Exercise task -
Reproduce every line of the entries below verbatim, without changing anything.

[Extracted records]
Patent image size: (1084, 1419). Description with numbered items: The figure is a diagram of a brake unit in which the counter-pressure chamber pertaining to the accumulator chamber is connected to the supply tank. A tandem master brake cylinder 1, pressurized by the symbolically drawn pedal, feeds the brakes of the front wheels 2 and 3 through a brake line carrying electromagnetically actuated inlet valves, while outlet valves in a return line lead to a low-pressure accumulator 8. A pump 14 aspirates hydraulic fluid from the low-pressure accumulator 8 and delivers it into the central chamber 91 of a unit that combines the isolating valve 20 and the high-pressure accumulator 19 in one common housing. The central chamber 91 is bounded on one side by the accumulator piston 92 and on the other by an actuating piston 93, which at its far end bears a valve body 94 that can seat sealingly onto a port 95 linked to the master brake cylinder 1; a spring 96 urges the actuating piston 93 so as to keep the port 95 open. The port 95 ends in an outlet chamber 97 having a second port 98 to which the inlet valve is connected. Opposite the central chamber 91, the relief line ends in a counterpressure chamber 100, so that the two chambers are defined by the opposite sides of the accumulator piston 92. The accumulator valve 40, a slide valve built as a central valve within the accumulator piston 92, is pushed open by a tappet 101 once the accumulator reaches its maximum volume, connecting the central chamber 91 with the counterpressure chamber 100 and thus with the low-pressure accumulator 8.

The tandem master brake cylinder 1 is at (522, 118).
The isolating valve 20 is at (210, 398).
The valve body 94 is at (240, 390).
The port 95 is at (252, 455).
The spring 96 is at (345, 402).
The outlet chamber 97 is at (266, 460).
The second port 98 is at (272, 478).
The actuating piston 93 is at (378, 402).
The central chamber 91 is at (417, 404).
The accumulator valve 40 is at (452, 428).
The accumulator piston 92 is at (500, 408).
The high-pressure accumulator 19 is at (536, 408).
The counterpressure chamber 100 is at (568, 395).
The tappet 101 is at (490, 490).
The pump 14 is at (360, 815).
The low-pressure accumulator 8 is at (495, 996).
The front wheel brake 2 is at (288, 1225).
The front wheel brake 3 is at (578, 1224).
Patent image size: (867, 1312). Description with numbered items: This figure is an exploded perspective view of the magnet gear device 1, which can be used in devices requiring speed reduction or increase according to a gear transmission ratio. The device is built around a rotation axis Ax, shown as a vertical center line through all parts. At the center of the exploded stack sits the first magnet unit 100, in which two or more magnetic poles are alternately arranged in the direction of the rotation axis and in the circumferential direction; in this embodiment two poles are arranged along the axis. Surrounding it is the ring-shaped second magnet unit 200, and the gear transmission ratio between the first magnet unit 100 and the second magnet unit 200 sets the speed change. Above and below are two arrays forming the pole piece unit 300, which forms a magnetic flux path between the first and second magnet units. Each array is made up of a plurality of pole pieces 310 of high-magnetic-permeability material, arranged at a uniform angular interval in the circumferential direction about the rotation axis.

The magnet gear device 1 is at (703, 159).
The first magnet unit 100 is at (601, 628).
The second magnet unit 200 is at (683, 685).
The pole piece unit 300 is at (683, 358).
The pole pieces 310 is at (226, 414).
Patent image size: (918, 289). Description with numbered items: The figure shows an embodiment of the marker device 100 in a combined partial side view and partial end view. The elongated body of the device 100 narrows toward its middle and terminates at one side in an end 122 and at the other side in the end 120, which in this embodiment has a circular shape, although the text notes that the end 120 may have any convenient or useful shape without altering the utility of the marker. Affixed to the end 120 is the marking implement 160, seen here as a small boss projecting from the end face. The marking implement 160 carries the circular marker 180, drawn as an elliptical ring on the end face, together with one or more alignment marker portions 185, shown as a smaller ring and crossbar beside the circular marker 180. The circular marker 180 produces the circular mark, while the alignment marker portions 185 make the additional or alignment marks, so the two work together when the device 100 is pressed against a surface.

Output of the task -
Patent image size: (1084, 1419). Description with numbered items: The figure is a diagram of a brake unit in which the counter-pressure chamber pertaining to the accumulator chamber is connected to the supply tank. A tandem master brake cylinder 1, pressurized by the symbolically drawn pedal, feeds the brakes of the front wheels 2 and 3 through a brake line carrying electromagnetically actuated inlet valves, while outlet valves in a return line lead to a low-pressure accumulator 8. A pump 14 aspirates hydraulic fluid from the low-pressure accumulator 8 and delivers it into the central chamber 91 of a unit that combines the isolating valve 20 and the high-pressure accumulator 19 in one common housing. The central chamber 91 is bounded on one side by the accumulator piston 92 and on the other by an actuating piston 93, which at its far end bears a valve body 94 that can seat sealingly onto a port 95 linked to the master brake cylinder 1; a spring 96 urges the actuating piston 93 so as to keep the port 95 open. The port 95 ends in an outlet chamber 97 having a second port 98 to which the inlet valve is connected. Opposite the central chamber 91, the relief line ends in a counterpressure chamber 100, so that the two chambers are defined by the opposite sides of the accumulator piston 92. The accumulator valve 40, a slide valve built as a central valve within the accumulator piston 92, is pushed open by a tappet 101 once the accumulator reaches its maximum volume, connecting the central chamber 91 with the counterpressure chamber 100 and thus with the low-pressure accumulator 8.

The tandem master brake cylinder 1 is at (522, 118).
The isolating valve 20 is at (210, 398).
The valve body 94 is at (240, 390).
The port 95 is at (252, 455).
The spring 96 is at (345, 402).
The outlet chamber 97 is at (266, 460).
The second port 98 is at (272, 478).
The actuating piston 93 is at (378, 402).
The central chamber 91 is at (417, 404).
The accumulator valve 40 is at (452, 428).
The accumulator piston 92 is at (500, 408).
The high-pressure accumulator 19 is at (536, 408).
The counterpressure chamber 100 is at (568, 395).
The tappet 101 is at (490, 490).
The pump 14 is at (360, 815).
The low-pressure accumulator 8 is at (495, 996).
The front wheel brake 2 is at (288, 1225).
The front wheel brake 3 is at (578, 1224).
Patent image size: (867, 1312). Description with numbered items: This figure is an exploded perspective view of the magnet gear device 1, which can be used in devices requiring speed reduction or increase according to a gear transmission ratio. The device is built around a rotation axis Ax, shown as a vertical center line through all parts. At the center of the exploded stack sits the first magnet unit 100, in which two or more magnetic poles are alternately arranged in the direction of the rotation axis and in the circumferential direction; in this embodiment two poles are arranged along the axis. Surrounding it is the ring-shaped second magnet unit 200, and the gear transmission ratio between the first magnet unit 100 and the second magnet unit 200 sets the speed change. Above and below are two arrays forming the pole piece unit 300, which forms a magnetic flux path between the first and second magnet units. Each array is made up of a plurality of pole pieces 310 of high-magnetic-permeability material, arranged at a uniform angular interval in the circumferential direction about the rotation axis.

The magnet gear device 1 is at (703, 159).
The first magnet unit 100 is at (601, 628).
The second magnet unit 200 is at (683, 685).
The pole piece unit 300 is at (683, 358).
The pole pieces 310 is at (226, 414).
Patent image size: (918, 289). Description with numbered items: The figure shows an embodiment of the marker device 100 in a combined partial side view and partial end view. The elongated body of the device 100 narrows toward its middle and terminates at one side in an end 122 and at the other side in the end 120, which in this embodiment has a circular shape, although the text notes that the end 120 may have any convenient or useful shape without altering the utility of the marker. Affixed to the end 120 is the marking implement 160, seen here as a small boss projecting from the end face. The marking implement 160 carries the circular marker 180, drawn as an elliptical ring on the end face, together with one or more alignment marker portions 185, shown as a smaller ring and crossbar beside the circular marker 180. The circular marker 180 produces the circular mark, while the alignment marker portions 185 make the additional or alignment marks, so the two work together when the device 100 is pressed against a surface.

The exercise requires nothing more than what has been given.